# Entries with figure data:
- - - - -

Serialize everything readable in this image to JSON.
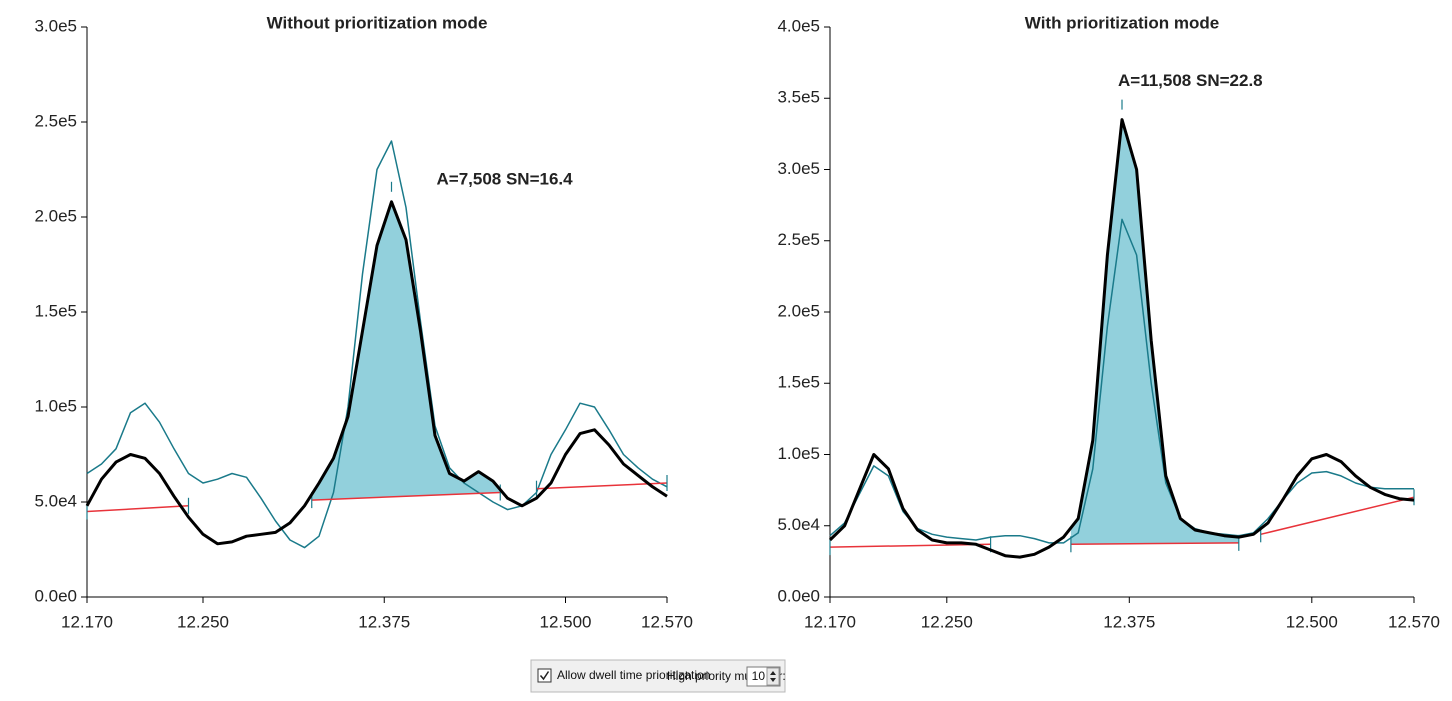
{
  "chart_data": [
    {
      "type": "line",
      "title": "Without prioritization mode",
      "annotation": "A=7,508 SN=16.4",
      "xlim": [
        12.17,
        12.57
      ],
      "xticks": [
        {
          "value": 12.17,
          "label": "12.170"
        },
        {
          "value": 12.25,
          "label": "12.250"
        },
        {
          "value": 12.375,
          "label": "12.375"
        },
        {
          "value": 12.5,
          "label": "12.500"
        },
        {
          "value": 12.57,
          "label": "12.570"
        }
      ],
      "ylim": [
        0,
        300000
      ],
      "yticks": [
        {
          "value": 0,
          "label": "0.0e0"
        },
        {
          "value": 50000,
          "label": "5.0e4"
        },
        {
          "value": 100000,
          "label": "1.0e5"
        },
        {
          "value": 150000,
          "label": "1.5e5"
        },
        {
          "value": 200000,
          "label": "2.0e5"
        },
        {
          "value": 250000,
          "label": "2.5e5"
        },
        {
          "value": 300000,
          "label": "3.0e5"
        }
      ],
      "x": [
        12.17,
        12.18,
        12.19,
        12.2,
        12.21,
        12.22,
        12.23,
        12.24,
        12.25,
        12.26,
        12.27,
        12.28,
        12.29,
        12.3,
        12.31,
        12.32,
        12.33,
        12.34,
        12.35,
        12.36,
        12.37,
        12.38,
        12.39,
        12.4,
        12.41,
        12.42,
        12.43,
        12.44,
        12.45,
        12.46,
        12.47,
        12.48,
        12.49,
        12.5,
        12.51,
        12.52,
        12.53,
        12.54,
        12.55,
        12.56,
        12.57
      ],
      "series": [
        {
          "color": "#000000",
          "values": [
            48000,
            62000,
            71000,
            75000,
            73000,
            65000,
            53000,
            42000,
            33000,
            28000,
            29000,
            32000,
            33000,
            34000,
            39000,
            48000,
            60000,
            73000,
            95000,
            140000,
            185000,
            208000,
            188000,
            140000,
            85000,
            65000,
            61000,
            66000,
            61000,
            52000,
            48000,
            52000,
            60000,
            75000,
            86000,
            88000,
            80000,
            70000,
            64000,
            58000,
            53000
          ]
        },
        {
          "color": "#1a7a8a",
          "values": [
            65000,
            70000,
            78000,
            97000,
            102000,
            92000,
            78000,
            65000,
            60000,
            62000,
            65000,
            63000,
            52000,
            40000,
            30000,
            26000,
            32000,
            55000,
            100000,
            170000,
            225000,
            240000,
            205000,
            145000,
            90000,
            68000,
            60000,
            55000,
            50000,
            46000,
            48000,
            55000,
            75000,
            88000,
            102000,
            100000,
            88000,
            75000,
            68000,
            62000,
            58000
          ]
        }
      ],
      "baselines": [
        {
          "color": "#e8333a",
          "x": [
            12.17,
            12.24
          ],
          "values": [
            45000,
            48000
          ]
        },
        {
          "color": "#e8333a",
          "fill": "#92d0dc",
          "x": [
            12.325,
            12.455
          ],
          "values": [
            51000,
            55000
          ]
        },
        {
          "color": "#e8333a",
          "x": [
            12.48,
            12.57
          ],
          "values": [
            57000,
            60000
          ]
        }
      ]
    },
    {
      "type": "line",
      "title": "With prioritization mode",
      "annotation": "A=11,508 SN=22.8",
      "xlim": [
        12.17,
        12.57
      ],
      "xticks": [
        {
          "value": 12.17,
          "label": "12.170"
        },
        {
          "value": 12.25,
          "label": "12.250"
        },
        {
          "value": 12.375,
          "label": "12.375"
        },
        {
          "value": 12.5,
          "label": "12.500"
        },
        {
          "value": 12.57,
          "label": "12.570"
        }
      ],
      "ylim": [
        0,
        400000
      ],
      "yticks": [
        {
          "value": 0,
          "label": "0.0e0"
        },
        {
          "value": 50000,
          "label": "5.0e4"
        },
        {
          "value": 100000,
          "label": "1.0e5"
        },
        {
          "value": 150000,
          "label": "1.5e5"
        },
        {
          "value": 200000,
          "label": "2.0e5"
        },
        {
          "value": 250000,
          "label": "2.5e5"
        },
        {
          "value": 300000,
          "label": "3.0e5"
        },
        {
          "value": 350000,
          "label": "3.5e5"
        },
        {
          "value": 400000,
          "label": "4.0e5"
        }
      ],
      "x": [
        12.17,
        12.18,
        12.19,
        12.2,
        12.21,
        12.22,
        12.23,
        12.24,
        12.25,
        12.26,
        12.27,
        12.28,
        12.29,
        12.3,
        12.31,
        12.32,
        12.33,
        12.34,
        12.35,
        12.36,
        12.37,
        12.38,
        12.39,
        12.4,
        12.41,
        12.42,
        12.43,
        12.44,
        12.45,
        12.46,
        12.47,
        12.48,
        12.49,
        12.5,
        12.51,
        12.52,
        12.53,
        12.54,
        12.55,
        12.56,
        12.57
      ],
      "series": [
        {
          "color": "#000000",
          "values": [
            40000,
            50000,
            75000,
            100000,
            90000,
            62000,
            47000,
            40000,
            38000,
            38000,
            37000,
            33000,
            29000,
            28000,
            30000,
            35000,
            42000,
            55000,
            110000,
            240000,
            335000,
            300000,
            180000,
            85000,
            55000,
            47000,
            45000,
            43000,
            42000,
            44000,
            52000,
            68000,
            85000,
            97000,
            100000,
            95000,
            85000,
            77000,
            72000,
            69000,
            68000
          ]
        },
        {
          "color": "#1a7a8a",
          "values": [
            43000,
            52000,
            72000,
            92000,
            85000,
            60000,
            48000,
            44000,
            42000,
            41000,
            40000,
            42000,
            43000,
            43000,
            41000,
            38000,
            38000,
            45000,
            90000,
            190000,
            265000,
            240000,
            150000,
            80000,
            55000,
            48000,
            45000,
            44000,
            43000,
            45000,
            55000,
            68000,
            80000,
            87000,
            88000,
            85000,
            80000,
            77000,
            76000,
            76000,
            76000
          ]
        }
      ],
      "baselines": [
        {
          "color": "#e8333a",
          "x": [
            12.17,
            12.28
          ],
          "values": [
            35000,
            37000
          ]
        },
        {
          "color": "#e8333a",
          "fill": "#92d0dc",
          "x": [
            12.335,
            12.45
          ],
          "values": [
            37000,
            38000
          ]
        },
        {
          "color": "#e8333a",
          "x": [
            12.465,
            12.57
          ],
          "values": [
            44000,
            70000
          ]
        }
      ]
    }
  ],
  "controls": {
    "checkbox_label": "Allow dwell time prioritization",
    "multiplier_label": "High priority multiplier:",
    "multiplier_value": 10
  }
}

- - - - -

# What needs to be done:
Which lines include the word "mode"? List them all.

# Answer to the exercise:
      "title": "Without prioritization mode",
      "title": "With prioritization mode",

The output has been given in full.